Filter for the word "Only" and keep each matching line.

Records

****************

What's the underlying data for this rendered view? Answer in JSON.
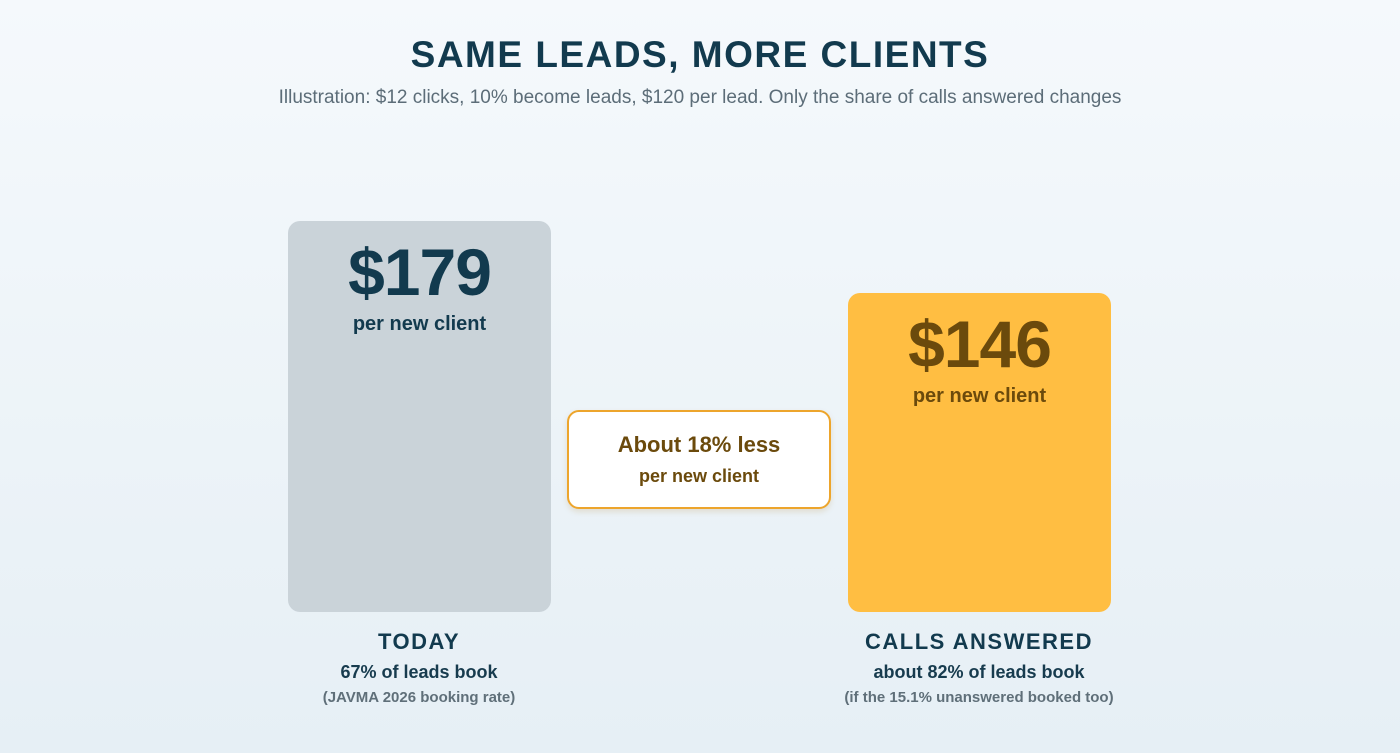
{
  "title": "SAME LEADS, MORE CLIENTS",
  "subtitle": "Illustration: $12 clicks, 10% become leads, $120 per lead. Only the share of calls answered changes",
  "callout": {
    "main": "About 18% less",
    "sub": "per new client"
  },
  "chart_data": {
    "type": "bar",
    "title": "SAME LEADS, MORE CLIENTS",
    "subtitle": "Illustration: $12 clicks, 10% become leads, $120 per lead. Only the share of calls answered changes",
    "categories": [
      "TODAY",
      "CALLS ANSWERED"
    ],
    "values": [
      179,
      146
    ],
    "ylim": [
      0,
      179
    ],
    "grid": false,
    "unit_label": "per new client",
    "colors": [
      "#cad3d9",
      "#ffbe42"
    ],
    "bars": [
      {
        "category": "TODAY",
        "value": 179,
        "value_label": "$179",
        "unit_label": "per new client",
        "description": "67% of leads book",
        "note": "(JAVMA 2026 booking rate)",
        "color": "#cad3d9"
      },
      {
        "category": "CALLS ANSWERED",
        "value": 146,
        "value_label": "$146",
        "unit_label": "per new client",
        "description": "about 82% of leads book",
        "note": "(if the 15.1% unanswered booked too)",
        "color": "#ffbe42"
      }
    ]
  }
}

****************

• _RESPONSE TO THE EXERCISE_:
  "subtitle": "Illustration: $12 clicks, 10% become leads, $120 per lead. Only the share of calls answered changes",
    "subtitle": "Illustration: $12 clicks, 10% become leads, $120 per lead. Only the share of calls answered changes",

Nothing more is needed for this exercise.